From the entries that follow, extract each line holding the string "اطراف".
###
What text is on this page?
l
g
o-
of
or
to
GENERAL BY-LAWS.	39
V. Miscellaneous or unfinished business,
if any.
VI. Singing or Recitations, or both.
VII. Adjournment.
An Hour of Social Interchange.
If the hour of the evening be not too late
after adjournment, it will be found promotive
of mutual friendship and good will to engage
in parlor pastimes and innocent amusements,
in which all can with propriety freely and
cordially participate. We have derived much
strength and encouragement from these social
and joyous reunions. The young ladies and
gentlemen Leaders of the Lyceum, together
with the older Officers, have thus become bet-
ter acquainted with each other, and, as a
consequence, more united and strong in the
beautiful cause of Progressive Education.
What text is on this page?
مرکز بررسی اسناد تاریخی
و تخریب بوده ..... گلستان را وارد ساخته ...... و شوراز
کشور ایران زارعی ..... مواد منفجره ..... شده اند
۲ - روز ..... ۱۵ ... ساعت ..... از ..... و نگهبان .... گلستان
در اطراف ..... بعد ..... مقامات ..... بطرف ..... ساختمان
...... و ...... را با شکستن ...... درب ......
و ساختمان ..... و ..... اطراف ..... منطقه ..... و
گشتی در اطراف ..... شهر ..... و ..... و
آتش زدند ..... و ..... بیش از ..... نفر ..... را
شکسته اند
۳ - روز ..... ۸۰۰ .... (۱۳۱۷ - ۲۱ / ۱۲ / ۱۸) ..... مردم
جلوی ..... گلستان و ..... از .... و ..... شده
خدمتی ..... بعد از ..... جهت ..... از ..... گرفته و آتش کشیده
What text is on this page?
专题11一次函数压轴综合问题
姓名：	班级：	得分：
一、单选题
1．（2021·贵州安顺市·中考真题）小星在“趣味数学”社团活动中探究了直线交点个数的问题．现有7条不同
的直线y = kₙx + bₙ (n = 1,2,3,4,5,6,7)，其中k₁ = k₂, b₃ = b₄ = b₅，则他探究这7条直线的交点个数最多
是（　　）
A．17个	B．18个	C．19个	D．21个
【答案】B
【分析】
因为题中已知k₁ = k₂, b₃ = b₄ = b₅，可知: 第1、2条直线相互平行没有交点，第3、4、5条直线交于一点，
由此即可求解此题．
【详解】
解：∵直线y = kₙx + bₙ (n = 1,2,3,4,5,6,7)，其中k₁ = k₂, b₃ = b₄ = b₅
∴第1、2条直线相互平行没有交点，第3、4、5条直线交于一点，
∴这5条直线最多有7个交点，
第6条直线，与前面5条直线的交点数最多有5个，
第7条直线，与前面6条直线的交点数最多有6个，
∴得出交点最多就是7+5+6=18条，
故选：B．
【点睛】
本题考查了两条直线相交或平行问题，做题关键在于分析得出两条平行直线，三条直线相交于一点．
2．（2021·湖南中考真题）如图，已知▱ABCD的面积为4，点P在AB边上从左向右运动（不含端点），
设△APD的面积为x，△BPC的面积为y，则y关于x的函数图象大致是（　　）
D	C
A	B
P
###
EXPECTED ANSWER:
در اطراف ..... بعد ..... مقامات ..... بطرف ..... ساختمان
و ساختمان ..... و ..... اطراف ..... منطقه ..... و
گشتی در اطراف ..... شهر ..... و ..... و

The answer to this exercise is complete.